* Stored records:
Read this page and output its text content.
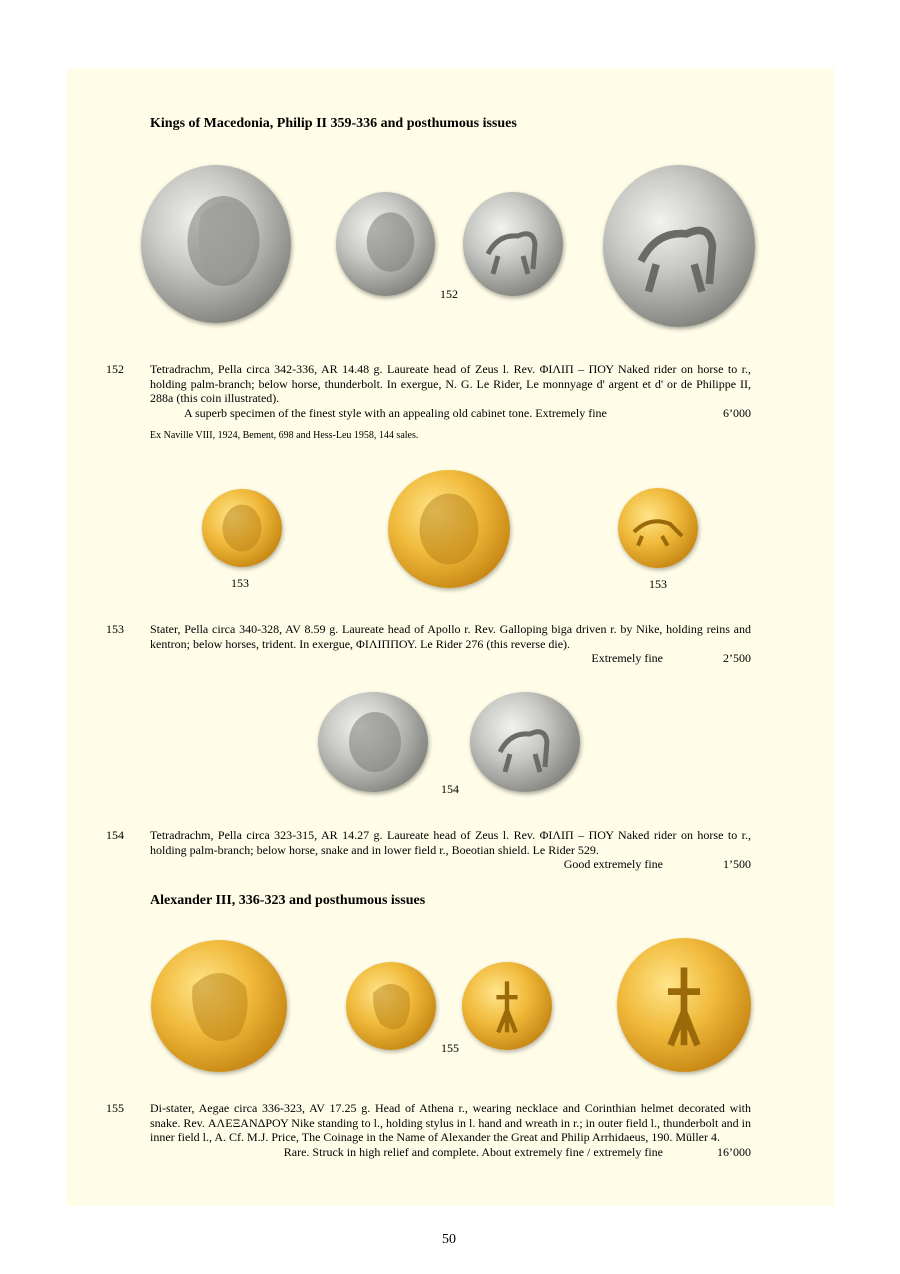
Kings of Macedonia, Philip II 359-336 and posthumous issues
152
152 Tetradrachm, Pella circa 342-336, AR 14.48 g. Laureate head of Zeus l. Rev. ΦΙΛΙΠ – ΠΟΥ Naked rider on horse to r., holding palm-branch; below horse, thunderbolt. In exergue, N. G. Le Rider, Le monnyage d' argent et d' or de Philippe II, 288a (this coin illustrated).

A superb specimen of the finest style with an appealing old cabinet tone. Extremely fine	6’000
Ex Naville VIII, 1924, Bement, 698 and Hess-Leu 1958, 144 sales.
153	153
153 Stater, Pella circa 340-328, AV 8.59 g. Laureate head of Apollo r. Rev. Galloping biga driven r. by Nike, holding reins and kentron; below horses, trident. In exergue, ΦΙΛΙΠΠΟΥ. Le Rider 276 (this reverse die).

Extremely fine	2’500
154
154 Tetradrachm, Pella circa 323-315, AR 14.27 g. Laureate head of Zeus l. Rev. ΦΙΛΙΠ – ΠΟΥ Naked rider on horse to r., holding palm-branch; below horse, snake and in lower field r., Boeotian shield. Le Rider 529.

Good extremely fine	1’500
Alexander III, 336-323 and posthumous issues
155
155 Di-stater, Aegae circa 336-323, AV 17.25 g. Head of Athena r., wearing necklace and Corinthian helmet decorated with snake. Rev. ΑΛΕΞΑΝΔΡΟΥ Nike standing to l., holding stylus in l. hand and wreath in r.; in outer field l., thunderbolt and in inner field l., A. Cf. M.J. Price, The Coinage in the Name of Alexander the Great and Philip Arrhidaeus, 190. Müller 4.

Rare. Struck in high relief and complete. About extremely fine / extremely fine	16’000
50
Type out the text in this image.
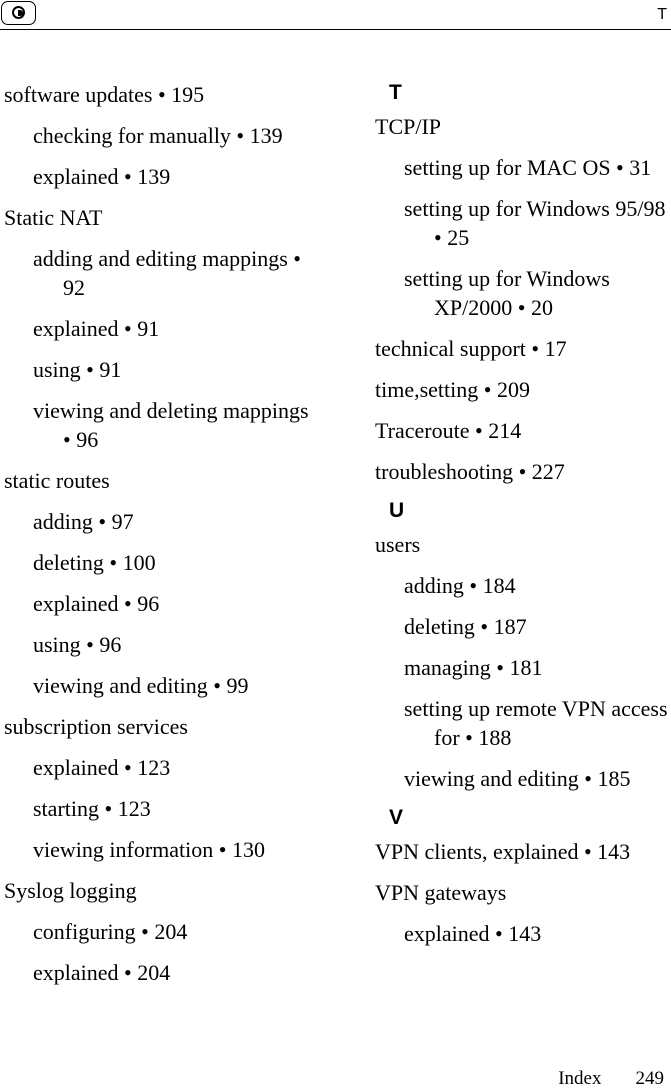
T
software updates • 195
checking for manually • 139
explained • 139
Static NAT
adding and editing mappings • 92
explained • 91
using • 91
viewing and deleting mappings • 96
static routes
adding • 97
deleting • 100
explained • 96
using • 96
viewing and editing • 99
subscription services
explained • 123
starting • 123
viewing information • 130
Syslog logging
configuring • 204
explained • 204
T
TCP/IP
setting up for MAC OS • 31
setting up for Windows 95/98 • 25
setting up for Windows XP/2000 • 20
technical support • 17
time,setting • 209
Traceroute • 214
troubleshooting • 227
U
users
adding • 184
deleting • 187
managing • 181
setting up remote VPN access for • 188
viewing and editing • 185
V
VPN clients, explained • 143
VPN gateways
explained • 143
Index 249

* Description of the task:
Scan the listing above and copy all lines containing the word "branch".

* Reply:
152 Tetradrachm, Pella circa 342-336, AR 14.48 g. Laureate head of Zeus l. Rev. ΦΙΛΙΠ – ΠΟΥ Naked rider on horse to r., holding palm-branch; below horse, thunderbolt. In exergue, N. G. Le Rider, Le monnyage d' argent et d' or de Philippe II, 288a (this coin illustrated).
154 Tetradrachm, Pella circa 323-315, AR 14.27 g. Laureate head of Zeus l. Rev. ΦΙΛΙΠ – ΠΟΥ Naked rider on horse to r., holding palm-branch; below horse, snake and in lower field r., Boeotian shield. Le Rider 529.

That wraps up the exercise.